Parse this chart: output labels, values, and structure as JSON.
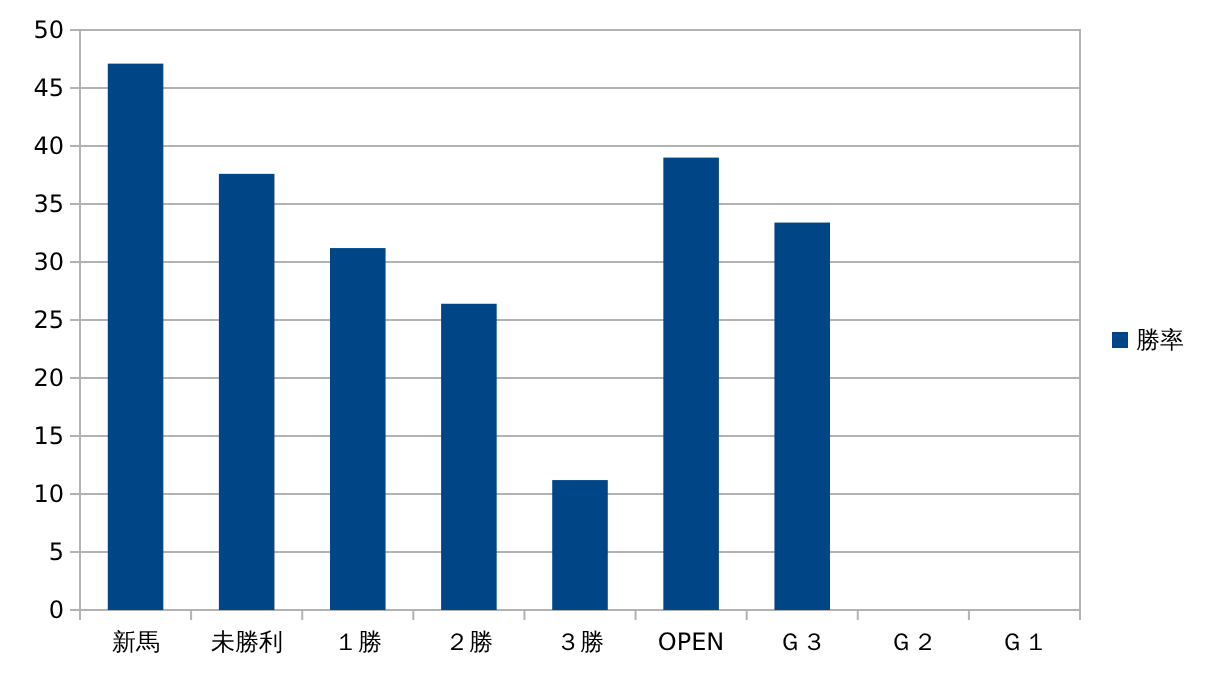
{
  "chart_data": {
    "type": "bar",
    "categories": [
      "新馬",
      "未勝利",
      "１勝",
      "２勝",
      "３勝",
      "OPEN",
      "Ｇ３",
      "Ｇ２",
      "Ｇ１"
    ],
    "series": [
      {
        "name": "勝率",
        "color": "#004586",
        "values": [
          47.1,
          37.6,
          31.2,
          26.4,
          11.2,
          39.0,
          33.4,
          0,
          0
        ]
      }
    ],
    "ylim": [
      0,
      50
    ],
    "yticks": [
      0,
      5,
      10,
      15,
      20,
      25,
      30,
      35,
      40,
      45,
      50
    ],
    "grid": "y",
    "legend": "right"
  }
}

BRIEF — Locate the string "values" in the listing above and copy every line where it occurs.

PROBLEM SOLUTION —
Parse this chart: output labels, values, and structure as JSON.
        "values": [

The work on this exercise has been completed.